▸ **Exercise**
Copy each line below in which the string "type" occurs.

▸ **Material to process**
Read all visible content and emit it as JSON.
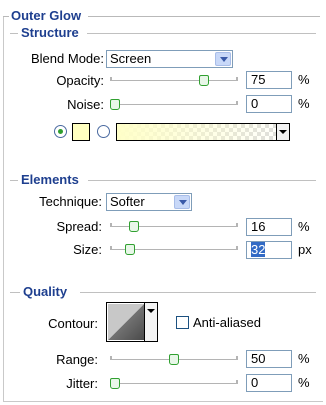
{
  "outer_glow": {
    "title": "Outer Glow",
    "structure": {
      "title": "Structure",
      "blend_mode": {
        "label": "Blend Mode:",
        "value": "Screen"
      },
      "opacity": {
        "label": "Opacity:",
        "value": "75",
        "unit": "%",
        "level": 0.75
      },
      "noise": {
        "label": "Noise:",
        "value": "0",
        "unit": "%",
        "level": 0.0
      },
      "color_swatch": "#ffffc0",
      "gradient_color": "#ffffc8",
      "color_selected": true
    },
    "elements": {
      "title": "Elements",
      "technique": {
        "label": "Technique:",
        "value": "Softer"
      },
      "spread": {
        "label": "Spread:",
        "value": "16",
        "unit": "%",
        "level": 0.16
      },
      "size": {
        "label": "Size:",
        "value": "32",
        "unit": "px",
        "level": 0.13
      }
    },
    "quality": {
      "title": "Quality",
      "contour": {
        "label": "Contour:"
      },
      "anti_aliased": {
        "label": "Anti-aliased",
        "checked": false
      },
      "range": {
        "label": "Range:",
        "value": "50",
        "unit": "%",
        "level": 0.5
      },
      "jitter": {
        "label": "Jitter:",
        "value": "0",
        "unit": "%",
        "level": 0.0
      }
    }
  }
}
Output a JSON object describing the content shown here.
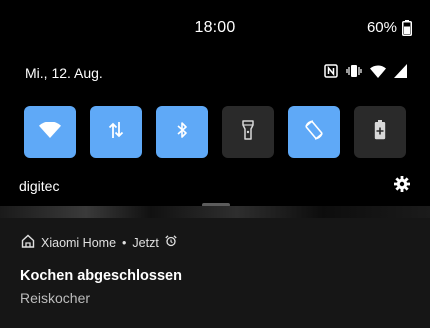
{
  "status_bar": {
    "time": "18:00",
    "battery_percent": "60%",
    "battery_level": 0.6,
    "battery_icon": "battery-icon"
  },
  "quick_settings": {
    "date": "Mi., 12. Aug.",
    "status_icons": [
      "nfc-icon",
      "vibrate-icon",
      "wifi-icon",
      "cell-signal-icon"
    ],
    "tiles": [
      {
        "icon": "wifi-icon",
        "active": true
      },
      {
        "icon": "mobile-data-icon",
        "active": true
      },
      {
        "icon": "bluetooth-icon",
        "active": true
      },
      {
        "icon": "flashlight-icon",
        "active": false
      },
      {
        "icon": "auto-rotate-icon",
        "active": true
      },
      {
        "icon": "battery-saver-icon",
        "active": false
      }
    ],
    "network_name": "digitec",
    "accent_color": "#5fa9f7",
    "inactive_color": "#2a2a2a"
  },
  "notification": {
    "app_name": "Xiaomi Home",
    "separator": "•",
    "time": "Jetzt",
    "title": "Kochen abgeschlossen",
    "text": "Reiskocher"
  }
}
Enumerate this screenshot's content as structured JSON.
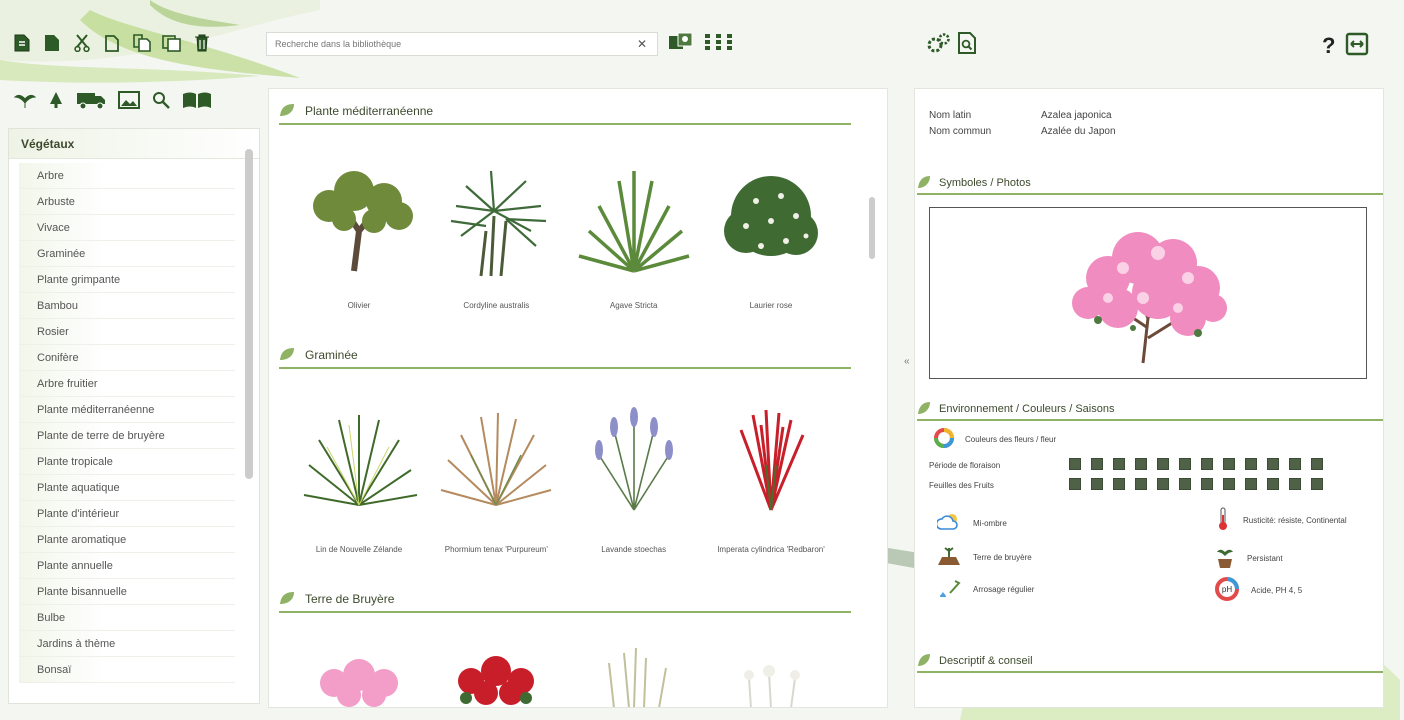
{
  "toolbar": {
    "icons": [
      "new-file-icon",
      "open-file-icon",
      "cut-icon",
      "copy-icon",
      "paste-icon",
      "duplicate-icon",
      "delete-icon"
    ],
    "search_placeholder": "Recherche dans la bibliothèque",
    "view_icons": [
      "photo-view-icon",
      "grid-view-icon"
    ]
  },
  "category_icons": [
    "vegetal-icon",
    "tree-icon",
    "truck-icon",
    "image-icon",
    "search-icon",
    "library-icon"
  ],
  "sidebar": {
    "title": "Végétaux",
    "items": [
      "Arbre",
      "Arbuste",
      "Vivace",
      "Graminée",
      "Plante grimpante",
      "Bambou",
      "Rosier",
      "Conifère",
      "Arbre fruitier",
      "Plante méditerranéenne",
      "Plante de terre de bruyère",
      "Plante tropicale",
      "Plante aquatique",
      "Plante d'intérieur",
      "Plante aromatique",
      "Plante annuelle",
      "Plante bisannuelle",
      "Bulbe",
      "Jardins à thème",
      "Bonsaï"
    ]
  },
  "main": {
    "sections": [
      {
        "title": "Plante méditerranéenne",
        "plants": [
          {
            "label": "Olivier",
            "type": "olive"
          },
          {
            "label": "Cordyline australis",
            "type": "palm"
          },
          {
            "label": "Agave Stricta",
            "type": "agave"
          },
          {
            "label": "Laurier rose",
            "type": "shrub"
          }
        ]
      },
      {
        "title": "Graminée",
        "plants": [
          {
            "label": "Lin de Nouvelle Zélande",
            "type": "grass-green"
          },
          {
            "label": "Phormium tenax 'Purpureum'",
            "type": "grass-brown"
          },
          {
            "label": "Lavande stoechas",
            "type": "grass-lavender"
          },
          {
            "label": "Imperata cylindrica 'Redbaron'",
            "type": "grass-red"
          }
        ]
      },
      {
        "title": "Terre de Bruyère",
        "plants": [
          {
            "label": "",
            "type": "pink"
          },
          {
            "label": "",
            "type": "red"
          },
          {
            "label": "",
            "type": "tall-grass"
          },
          {
            "label": "",
            "type": "white-flower"
          }
        ]
      }
    ]
  },
  "detail": {
    "top_icons": [
      "settings-icon",
      "preview-icon"
    ],
    "help_label": "?",
    "nom_latin_label": "Nom latin",
    "nom_latin_value": "Azalea japonica",
    "nom_commun_label": "Nom commun",
    "nom_commun_value": "Azalée du Japon",
    "symbols_title": "Symboles / Photos",
    "env_title": "Environnement / Couleurs / Saisons",
    "couleurs_label": "Couleurs des fleurs / fleur",
    "floraison_label": "Période de floraison",
    "feuilles_label": "Feuilles des Fruits",
    "env_items": [
      {
        "label": "Mi-ombre",
        "icon": "cloud-sun-icon"
      },
      {
        "label": "Terre de bruyère",
        "icon": "soil-icon"
      },
      {
        "label": "Arrosage régulier",
        "icon": "watering-icon"
      },
      {
        "label": "Rusticité: résiste, Continental",
        "icon": "thermometer-icon"
      },
      {
        "label": "Persistant",
        "icon": "leaf-pot-icon"
      },
      {
        "label": "Acide, PH 4, 5",
        "icon": "ph-gauge-icon"
      }
    ],
    "desc_title": "Descriptif & conseil"
  },
  "colors": {
    "accent": "#8fb265",
    "square": "#4f6147"
  }
}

▸ **Task solution**
            "type": "olive"
            "type": "palm"
            "type": "agave"
            "type": "shrub"
            "type": "grass-green"
            "type": "grass-brown"
            "type": "grass-lavender"
            "type": "grass-red"
            "type": "pink"
            "type": "red"
            "type": "tall-grass"
            "type": "white-flower"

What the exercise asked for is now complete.